> _Records that describe figures_:
········
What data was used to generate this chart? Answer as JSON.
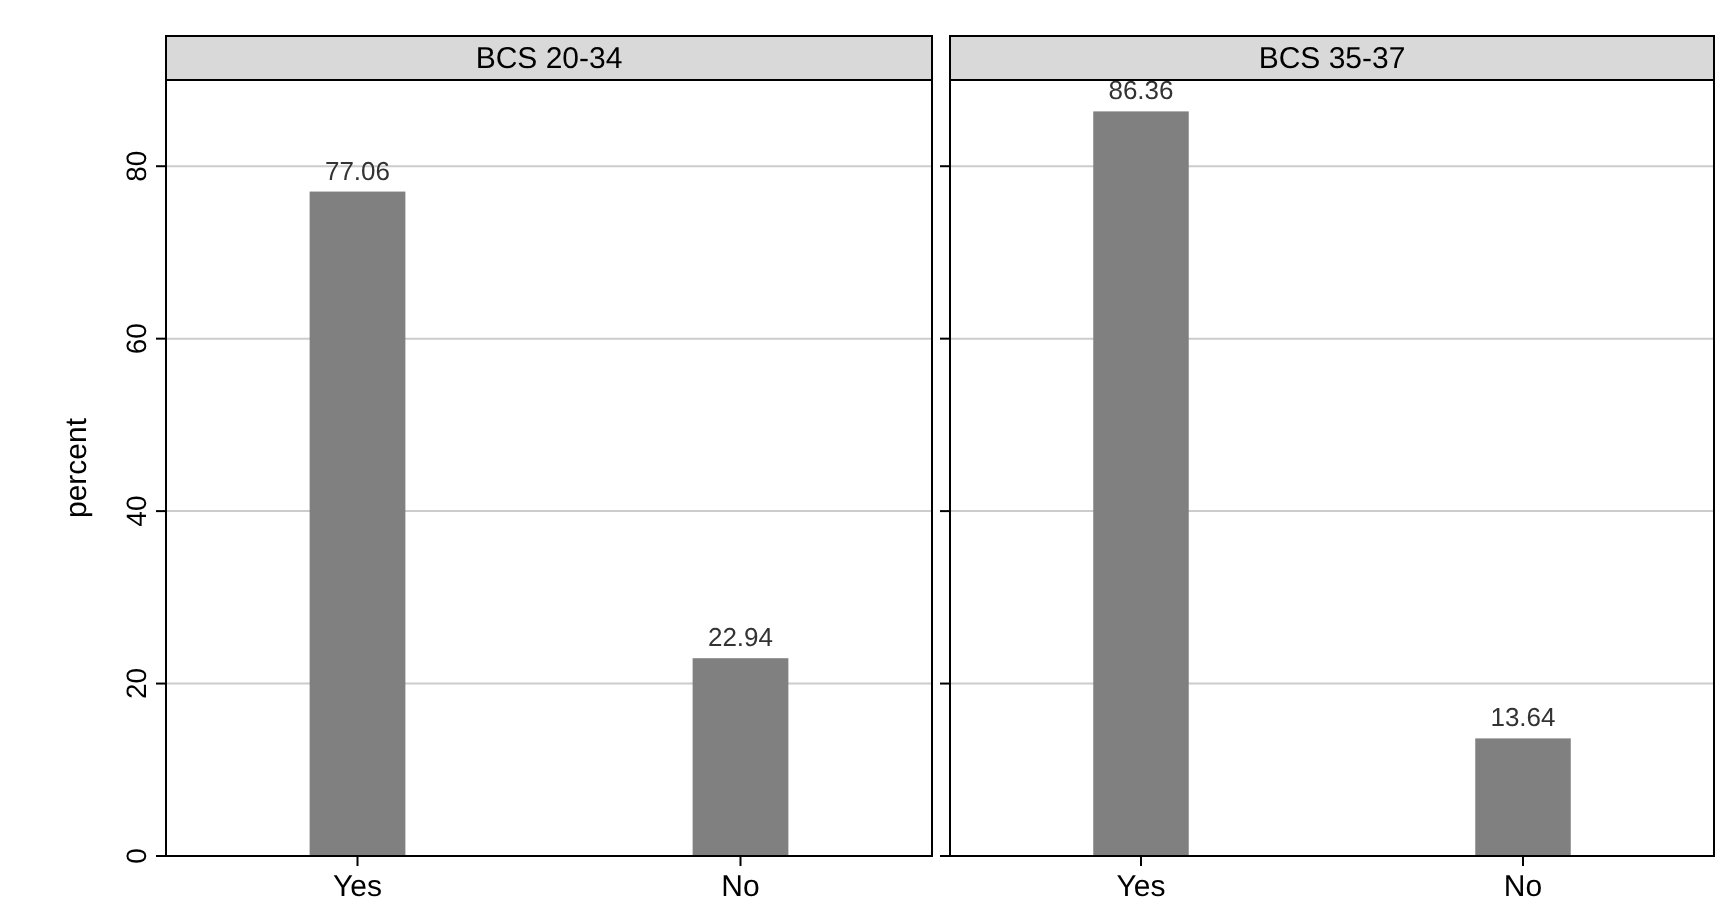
{
  "chart_data": [
    {
      "type": "bar",
      "title": "BCS 20-34",
      "ylabel": "percent",
      "categories": [
        "Yes",
        "No"
      ],
      "values": [
        77.06,
        22.94
      ],
      "color": "#808080",
      "ylim": [
        0,
        90
      ],
      "yticks": [
        0,
        20,
        40,
        60,
        80
      ],
      "grid": "y",
      "data_labels": true
    },
    {
      "type": "bar",
      "title": "BCS 35-37",
      "categories": [
        "Yes",
        "No"
      ],
      "values": [
        86.36,
        13.64
      ],
      "color": "#808080",
      "ylim": [
        0,
        90
      ],
      "yticks": [
        0,
        20,
        40,
        60,
        80
      ],
      "grid": "y",
      "data_labels": true,
      "tick_labels": "x"
    }
  ]
}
········
> _WORK TO BE COMPLETED_: Repeat each entry exactly. Pictures do not belong in the copy.

> _ANSWER TO THE PROBLEM_:
What data was used to generate this chart? Answer as JSON.
{
  "chart_data": [
    {
      "type": "bar",
      "title": "BCS 20-34",
      "ylabel": "percent",
      "categories": [
        "Yes",
        "No"
      ],
      "values": [
        77.06,
        22.94
      ],
      "color": "#808080",
      "ylim": [
        0,
        90
      ],
      "yticks": [
        0,
        20,
        40,
        60,
        80
      ],
      "grid": "y",
      "data_labels": true
    },
    {
      "type": "bar",
      "title": "BCS 35-37",
      "categories": [
        "Yes",
        "No"
      ],
      "values": [
        86.36,
        13.64
      ],
      "color": "#808080",
      "ylim": [
        0,
        90
      ],
      "yticks": [
        0,
        20,
        40,
        60,
        80
      ],
      "grid": "y",
      "data_labels": true,
      "tick_labels": "x"
    }
  ]
}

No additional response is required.